From: Oliver Hunt <oliver_at_[hidden]>
Date: Wed, 28 May 2025 12:27:55 -0400
I think you need to be clearer about your goals.

If the intent is to publish a tool where people can post a paper and get a summary of it, that’s hugely different from a tool that you can ask “reword (explain/describe) proposal X”, or if your intent is not for it to be shared with a model that is trained on those papers, I _suspect_ you’re fine.

The problems arise (at least for me) when you distribute a model that is trained on copyrighted works (some folk may be ok with you using their papers for training, but you would need their permission).

Let’s drop reference to AI and go for a much simpler tool for rewording/searching: grep and sed

One option is “I have trained a model on all these papers and it can provide a summary”: This is functionally equivalent to “I have copied all of these papers into a directory, and if you ask about a paper it produces that paper after running sed to replace a bunch of words with their synonyms and remove the author’s names”.

★ ★ ★

Work instructions: In the email, which two tools does the writer pick as a simpler example for rewording and searching? The lines after this point are separate material with no link to the email.

Dataset section:
★ ★ ★

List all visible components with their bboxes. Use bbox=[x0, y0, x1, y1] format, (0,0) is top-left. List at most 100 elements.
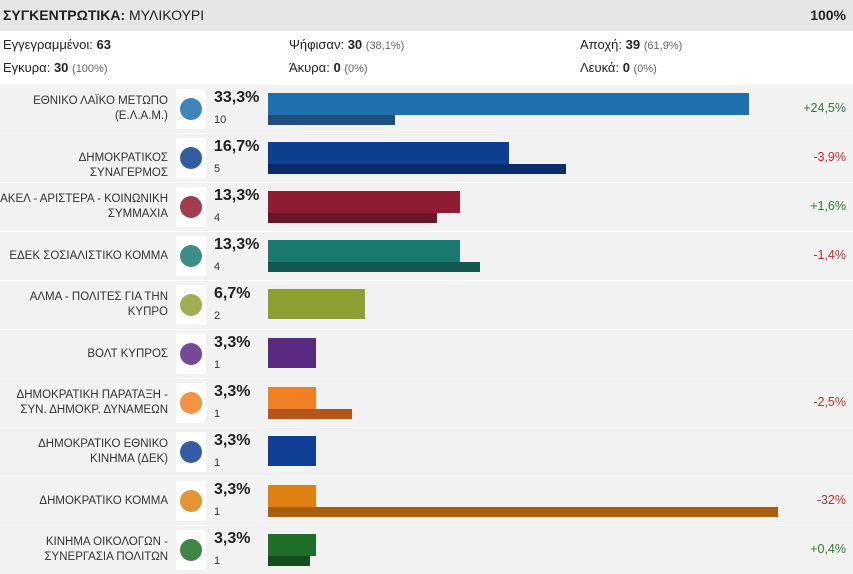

★ ★ ★

Full solution: grep and sed